EXTRACTED MATERIAL —
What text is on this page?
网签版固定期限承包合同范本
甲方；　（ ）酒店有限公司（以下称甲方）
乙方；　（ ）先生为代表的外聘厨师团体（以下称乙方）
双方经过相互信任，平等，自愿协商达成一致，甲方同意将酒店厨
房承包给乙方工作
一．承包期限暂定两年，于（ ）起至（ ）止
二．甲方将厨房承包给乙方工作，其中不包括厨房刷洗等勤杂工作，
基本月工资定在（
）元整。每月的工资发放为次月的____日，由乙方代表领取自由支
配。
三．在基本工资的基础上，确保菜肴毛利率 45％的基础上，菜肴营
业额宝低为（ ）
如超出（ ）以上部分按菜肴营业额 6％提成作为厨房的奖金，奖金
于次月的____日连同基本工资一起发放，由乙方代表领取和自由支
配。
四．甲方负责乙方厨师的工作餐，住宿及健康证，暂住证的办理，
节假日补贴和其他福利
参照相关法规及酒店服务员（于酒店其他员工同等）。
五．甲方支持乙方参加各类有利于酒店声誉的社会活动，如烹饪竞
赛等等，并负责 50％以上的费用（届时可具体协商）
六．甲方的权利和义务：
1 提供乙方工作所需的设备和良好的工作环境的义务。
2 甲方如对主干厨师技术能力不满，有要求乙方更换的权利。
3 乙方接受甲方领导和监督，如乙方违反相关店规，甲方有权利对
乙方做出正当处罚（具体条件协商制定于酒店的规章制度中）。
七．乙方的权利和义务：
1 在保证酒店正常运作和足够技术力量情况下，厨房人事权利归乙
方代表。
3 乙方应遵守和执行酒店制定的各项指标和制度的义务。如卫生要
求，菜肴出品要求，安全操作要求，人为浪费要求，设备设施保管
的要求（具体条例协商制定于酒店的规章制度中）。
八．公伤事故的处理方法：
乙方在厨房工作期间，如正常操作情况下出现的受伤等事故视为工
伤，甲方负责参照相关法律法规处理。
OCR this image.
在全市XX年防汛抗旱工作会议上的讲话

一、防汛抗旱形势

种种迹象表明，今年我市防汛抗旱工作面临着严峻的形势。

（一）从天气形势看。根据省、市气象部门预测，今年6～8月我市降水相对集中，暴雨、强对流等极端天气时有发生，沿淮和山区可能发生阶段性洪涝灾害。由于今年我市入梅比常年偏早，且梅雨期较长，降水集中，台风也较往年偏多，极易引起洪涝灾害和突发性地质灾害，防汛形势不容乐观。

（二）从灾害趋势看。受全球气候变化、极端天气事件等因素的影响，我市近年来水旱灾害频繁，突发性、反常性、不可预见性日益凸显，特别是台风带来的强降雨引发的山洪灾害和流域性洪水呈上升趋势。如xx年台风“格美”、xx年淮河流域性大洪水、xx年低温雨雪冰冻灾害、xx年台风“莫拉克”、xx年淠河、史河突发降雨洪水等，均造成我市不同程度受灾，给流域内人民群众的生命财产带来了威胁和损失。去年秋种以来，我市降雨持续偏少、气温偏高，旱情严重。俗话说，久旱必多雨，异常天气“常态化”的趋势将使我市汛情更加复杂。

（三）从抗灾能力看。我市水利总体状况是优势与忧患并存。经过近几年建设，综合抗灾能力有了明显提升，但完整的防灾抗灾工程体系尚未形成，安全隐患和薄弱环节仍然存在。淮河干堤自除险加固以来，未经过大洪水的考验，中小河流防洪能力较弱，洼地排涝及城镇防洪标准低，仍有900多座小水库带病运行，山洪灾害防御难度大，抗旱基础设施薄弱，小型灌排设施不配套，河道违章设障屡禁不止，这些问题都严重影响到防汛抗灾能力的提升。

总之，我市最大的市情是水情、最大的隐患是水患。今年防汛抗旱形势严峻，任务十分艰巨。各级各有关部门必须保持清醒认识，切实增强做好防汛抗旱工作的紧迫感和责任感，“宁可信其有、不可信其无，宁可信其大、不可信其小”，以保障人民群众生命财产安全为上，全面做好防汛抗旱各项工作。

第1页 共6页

WHAT YOU SHOULD DO —
All of the entries above must be quoted exactly.

RESPONSE TO THE TASK —
What text is on this page?
网签版固定期限承包合同范本
甲方；　（ ）酒店有限公司（以下称甲方）
乙方；　（ ）先生为代表的外聘厨师团体（以下称乙方）
双方经过相互信任，平等，自愿协商达成一致，甲方同意将酒店厨
房承包给乙方工作
一．承包期限暂定两年，于（ ）起至（ ）止
二．甲方将厨房承包给乙方工作，其中不包括厨房刷洗等勤杂工作，
基本月工资定在（
）元整。每月的工资发放为次月的____日，由乙方代表领取自由支
配。
三．在基本工资的基础上，确保菜肴毛利率 45％的基础上，菜肴营
业额宝低为（ ）
如超出（ ）以上部分按菜肴营业额 6％提成作为厨房的奖金，奖金
于次月的____日连同基本工资一起发放，由乙方代表领取和自由支
配。
四．甲方负责乙方厨师的工作餐，住宿及健康证，暂住证的办理，
节假日补贴和其他福利
参照相关法规及酒店服务员（于酒店其他员工同等）。
五．甲方支持乙方参加各类有利于酒店声誉的社会活动，如烹饪竞
赛等等，并负责 50％以上的费用（届时可具体协商）
六．甲方的权利和义务：
1 提供乙方工作所需的设备和良好的工作环境的义务。
2 甲方如对主干厨师技术能力不满，有要求乙方更换的权利。
3 乙方接受甲方领导和监督，如乙方违反相关店规，甲方有权利对
乙方做出正当处罚（具体条件协商制定于酒店的规章制度中）。
七．乙方的权利和义务：
1 在保证酒店正常运作和足够技术力量情况下，厨房人事权利归乙
方代表。
3 乙方应遵守和执行酒店制定的各项指标和制度的义务。如卫生要
求，菜肴出品要求，安全操作要求，人为浪费要求，设备设施保管
的要求（具体条例协商制定于酒店的规章制度中）。
八．公伤事故的处理方法：
乙方在厨房工作期间，如正常操作情况下出现的受伤等事故视为工
伤，甲方负责参照相关法律法规处理。
OCR this image.
在全市XX年防汛抗旱工作会议上的讲话

一、防汛抗旱形势

种种迹象表明，今年我市防汛抗旱工作面临着严峻的形势。

（一）从天气形势看。根据省、市气象部门预测，今年6～8月我市降水相对集中，暴雨、强对流等极端天气时有发生，沿淮和山区可能发生阶段性洪涝灾害。由于今年我市入梅比常年偏早，且梅雨期较长，降水集中，台风也较往年偏多，极易引起洪涝灾害和突发性地质灾害，防汛形势不容乐观。

（二）从灾害趋势看。受全球气候变化、极端天气事件等因素的影响，我市近年来水旱灾害频繁，突发性、反常性、不可预见性日益凸显，特别是台风带来的强降雨引发的山洪灾害和流域性洪水呈上升趋势。如xx年台风“格美”、xx年淮河流域性大洪水、xx年低温雨雪冰冻灾害、xx年台风“莫拉克”、xx年淠河、史河突发降雨洪水等，均造成我市不同程度受灾，给流域内人民群众的生命财产带来了威胁和损失。去年秋种以来，我市降雨持续偏少、气温偏高，旱情严重。俗话说，久旱必多雨，异常天气“常态化”的趋势将使我市汛情更加复杂。

（三）从抗灾能力看。我市水利总体状况是优势与忧患并存。经过近几年建设，综合抗灾能力有了明显提升，但完整的防灾抗灾工程体系尚未形成，安全隐患和薄弱环节仍然存在。淮河干堤自除险加固以来，未经过大洪水的考验，中小河流防洪能力较弱，洼地排涝及城镇防洪标准低，仍有900多座小水库带病运行，山洪灾害防御难度大，抗旱基础设施薄弱，小型灌排设施不配套，河道违章设障屡禁不止，这些问题都严重影响到防汛抗灾能力的提升。

总之，我市最大的市情是水情、最大的隐患是水患。今年防汛抗旱形势严峻，任务十分艰巨。各级各有关部门必须保持清醒认识，切实增强做好防汛抗旱工作的紧迫感和责任感，“宁可信其有、不可信其无，宁可信其大、不可信其小”，以保障人民群众生命财产安全为上，全面做好防汛抗旱各项工作。

第1页 共6页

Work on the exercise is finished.